# [Exercise description]
What follows is a set of records, each of which is to be written out exactly.

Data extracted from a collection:
+++++
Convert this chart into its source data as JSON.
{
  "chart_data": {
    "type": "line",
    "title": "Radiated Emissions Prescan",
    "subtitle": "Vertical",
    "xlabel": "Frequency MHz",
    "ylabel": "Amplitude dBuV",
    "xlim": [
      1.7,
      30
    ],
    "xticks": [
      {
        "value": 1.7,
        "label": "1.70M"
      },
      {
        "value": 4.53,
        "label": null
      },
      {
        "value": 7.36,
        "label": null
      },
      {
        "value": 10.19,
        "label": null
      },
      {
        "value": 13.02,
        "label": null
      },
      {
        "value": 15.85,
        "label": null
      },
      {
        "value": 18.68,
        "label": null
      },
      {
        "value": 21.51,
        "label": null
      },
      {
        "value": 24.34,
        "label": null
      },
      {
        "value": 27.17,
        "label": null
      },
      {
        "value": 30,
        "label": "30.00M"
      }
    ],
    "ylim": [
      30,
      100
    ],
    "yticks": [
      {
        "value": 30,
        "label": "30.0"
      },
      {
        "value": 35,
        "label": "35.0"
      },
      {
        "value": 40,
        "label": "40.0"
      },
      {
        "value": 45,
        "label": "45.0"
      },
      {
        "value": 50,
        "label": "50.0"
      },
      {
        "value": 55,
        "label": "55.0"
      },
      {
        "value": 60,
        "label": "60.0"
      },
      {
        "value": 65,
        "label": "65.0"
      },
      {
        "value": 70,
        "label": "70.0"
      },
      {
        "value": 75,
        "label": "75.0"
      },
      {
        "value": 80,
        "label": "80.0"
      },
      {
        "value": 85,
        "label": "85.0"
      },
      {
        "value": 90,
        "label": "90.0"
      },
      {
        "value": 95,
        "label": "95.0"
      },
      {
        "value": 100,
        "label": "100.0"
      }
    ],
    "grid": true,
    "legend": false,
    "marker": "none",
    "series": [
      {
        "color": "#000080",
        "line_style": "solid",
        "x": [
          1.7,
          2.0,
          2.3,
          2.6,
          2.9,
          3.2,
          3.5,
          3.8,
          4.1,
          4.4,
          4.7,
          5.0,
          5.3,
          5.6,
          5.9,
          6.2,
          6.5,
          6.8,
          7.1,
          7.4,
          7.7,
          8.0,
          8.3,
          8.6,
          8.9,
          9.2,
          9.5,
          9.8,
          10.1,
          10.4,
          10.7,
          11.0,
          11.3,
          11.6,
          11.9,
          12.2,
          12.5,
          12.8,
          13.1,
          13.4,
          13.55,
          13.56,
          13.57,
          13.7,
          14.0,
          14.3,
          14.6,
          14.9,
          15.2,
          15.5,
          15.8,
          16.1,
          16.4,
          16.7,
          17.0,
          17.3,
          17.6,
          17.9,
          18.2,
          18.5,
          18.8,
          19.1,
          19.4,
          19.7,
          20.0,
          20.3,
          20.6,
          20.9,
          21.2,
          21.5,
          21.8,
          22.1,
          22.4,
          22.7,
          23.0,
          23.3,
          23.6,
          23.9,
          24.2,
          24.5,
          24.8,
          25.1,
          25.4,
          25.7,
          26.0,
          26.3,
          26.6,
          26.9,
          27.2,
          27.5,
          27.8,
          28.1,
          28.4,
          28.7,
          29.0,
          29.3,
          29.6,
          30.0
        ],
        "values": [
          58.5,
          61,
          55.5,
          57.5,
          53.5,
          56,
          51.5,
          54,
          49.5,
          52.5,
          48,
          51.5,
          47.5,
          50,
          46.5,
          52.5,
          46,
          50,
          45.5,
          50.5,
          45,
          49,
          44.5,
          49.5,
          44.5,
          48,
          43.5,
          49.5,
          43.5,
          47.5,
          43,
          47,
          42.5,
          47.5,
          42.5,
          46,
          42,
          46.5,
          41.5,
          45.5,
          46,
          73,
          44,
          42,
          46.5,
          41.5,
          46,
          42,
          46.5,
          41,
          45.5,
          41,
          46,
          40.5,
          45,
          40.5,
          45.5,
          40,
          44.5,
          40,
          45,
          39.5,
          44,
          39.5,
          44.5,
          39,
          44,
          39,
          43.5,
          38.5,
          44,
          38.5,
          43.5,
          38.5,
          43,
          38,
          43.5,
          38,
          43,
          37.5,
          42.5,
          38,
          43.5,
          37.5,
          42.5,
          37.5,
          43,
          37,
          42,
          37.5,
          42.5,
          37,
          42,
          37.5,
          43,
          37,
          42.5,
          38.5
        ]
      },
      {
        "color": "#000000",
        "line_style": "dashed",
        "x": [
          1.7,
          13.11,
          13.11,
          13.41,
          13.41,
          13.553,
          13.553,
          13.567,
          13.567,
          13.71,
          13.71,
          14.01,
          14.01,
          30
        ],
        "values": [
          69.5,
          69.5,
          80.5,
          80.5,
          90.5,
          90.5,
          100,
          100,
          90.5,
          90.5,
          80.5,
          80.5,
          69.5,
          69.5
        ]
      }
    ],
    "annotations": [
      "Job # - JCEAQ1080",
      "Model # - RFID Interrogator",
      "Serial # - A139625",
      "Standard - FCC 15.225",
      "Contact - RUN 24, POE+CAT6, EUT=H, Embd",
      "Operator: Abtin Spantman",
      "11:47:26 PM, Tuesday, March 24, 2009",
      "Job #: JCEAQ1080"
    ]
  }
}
+++++
# [The reply]
Convert this chart into its source data as JSON.
{
  "chart_data": {
    "type": "line",
    "title": "Radiated Emissions Prescan",
    "subtitle": "Vertical",
    "xlabel": "Frequency MHz",
    "ylabel": "Amplitude dBuV",
    "xlim": [
      1.7,
      30
    ],
    "xticks": [
      {
        "value": 1.7,
        "label": "1.70M"
      },
      {
        "value": 4.53,
        "label": null
      },
      {
        "value": 7.36,
        "label": null
      },
      {
        "value": 10.19,
        "label": null
      },
      {
        "value": 13.02,
        "label": null
      },
      {
        "value": 15.85,
        "label": null
      },
      {
        "value": 18.68,
        "label": null
      },
      {
        "value": 21.51,
        "label": null
      },
      {
        "value": 24.34,
        "label": null
      },
      {
        "value": 27.17,
        "label": null
      },
      {
        "value": 30,
        "label": "30.00M"
      }
    ],
    "ylim": [
      30,
      100
    ],
    "yticks": [
      {
        "value": 30,
        "label": "30.0"
      },
      {
        "value": 35,
        "label": "35.0"
      },
      {
        "value": 40,
        "label": "40.0"
      },
      {
        "value": 45,
        "label": "45.0"
      },
      {
        "value": 50,
        "label": "50.0"
      },
      {
        "value": 55,
        "label": "55.0"
      },
      {
        "value": 60,
        "label": "60.0"
      },
      {
        "value": 65,
        "label": "65.0"
      },
      {
        "value": 70,
        "label": "70.0"
      },
      {
        "value": 75,
        "label": "75.0"
      },
      {
        "value": 80,
        "label": "80.0"
      },
      {
        "value": 85,
        "label": "85.0"
      },
      {
        "value": 90,
        "label": "90.0"
      },
      {
        "value": 95,
        "label": "95.0"
      },
      {
        "value": 100,
        "label": "100.0"
      }
    ],
    "grid": true,
    "legend": false,
    "marker": "none",
    "series": [
      {
        "color": "#000080",
        "line_style": "solid",
        "x": [
          1.7,
          2.0,
          2.3,
          2.6,
          2.9,
          3.2,
          3.5,
          3.8,
          4.1,
          4.4,
          4.7,
          5.0,
          5.3,
          5.6,
          5.9,
          6.2,
          6.5,
          6.8,
          7.1,
          7.4,
          7.7,
          8.0,
          8.3,
          8.6,
          8.9,
          9.2,
          9.5,
          9.8,
          10.1,
          10.4,
          10.7,
          11.0,
          11.3,
          11.6,
          11.9,
          12.2,
          12.5,
          12.8,
          13.1,
          13.4,
          13.55,
          13.56,
          13.57,
          13.7,
          14.0,
          14.3,
          14.6,
          14.9,
          15.2,
          15.5,
          15.8,
          16.1,
          16.4,
          16.7,
          17.0,
          17.3,
          17.6,
          17.9,
          18.2,
          18.5,
          18.8,
          19.1,
          19.4,
          19.7,
          20.0,
          20.3,
          20.6,
          20.9,
          21.2,
          21.5,
          21.8,
          22.1,
          22.4,
          22.7,
          23.0,
          23.3,
          23.6,
          23.9,
          24.2,
          24.5,
          24.8,
          25.1,
          25.4,
          25.7,
          26.0,
          26.3,
          26.6,
          26.9,
          27.2,
          27.5,
          27.8,
          28.1,
          28.4,
          28.7,
          29.0,
          29.3,
          29.6,
          30.0
        ],
        "values": [
          58.5,
          61,
          55.5,
          57.5,
          53.5,
          56,
          51.5,
          54,
          49.5,
          52.5,
          48,
          51.5,
          47.5,
          50,
          46.5,
          52.5,
          46,
          50,
          45.5,
          50.5,
          45,
          49,
          44.5,
          49.5,
          44.5,
          48,
          43.5,
          49.5,
          43.5,
          47.5,
          43,
          47,
          42.5,
          47.5,
          42.5,
          46,
          42,
          46.5,
          41.5,
          45.5,
          46,
          73,
          44,
          42,
          46.5,
          41.5,
          46,
          42,
          46.5,
          41,
          45.5,
          41,
          46,
          40.5,
          45,
          40.5,
          45.5,
          40,
          44.5,
          40,
          45,
          39.5,
          44,
          39.5,
          44.5,
          39,
          44,
          39,
          43.5,
          38.5,
          44,
          38.5,
          43.5,
          38.5,
          43,
          38,
          43.5,
          38,
          43,
          37.5,
          42.5,
          38,
          43.5,
          37.5,
          42.5,
          37.5,
          43,
          37,
          42,
          37.5,
          42.5,
          37,
          42,
          37.5,
          43,
          37,
          42.5,
          38.5
        ]
      },
      {
        "color": "#000000",
        "line_style": "dashed",
        "x": [
          1.7,
          13.11,
          13.11,
          13.41,
          13.41,
          13.553,
          13.553,
          13.567,
          13.567,
          13.71,
          13.71,
          14.01,
          14.01,
          30
        ],
        "values": [
          69.5,
          69.5,
          80.5,
          80.5,
          90.5,
          90.5,
          100,
          100,
          90.5,
          90.5,
          80.5,
          80.5,
          69.5,
          69.5
        ]
      }
    ],
    "annotations": [
      "Job # - JCEAQ1080",
      "Model # - RFID Interrogator",
      "Serial # - A139625",
      "Standard - FCC 15.225",
      "Contact - RUN 24, POE+CAT6, EUT=H, Embd",
      "Operator: Abtin Spantman",
      "11:47:26 PM, Tuesday, March 24, 2009",
      "Job #: JCEAQ1080"
    ]
  }
}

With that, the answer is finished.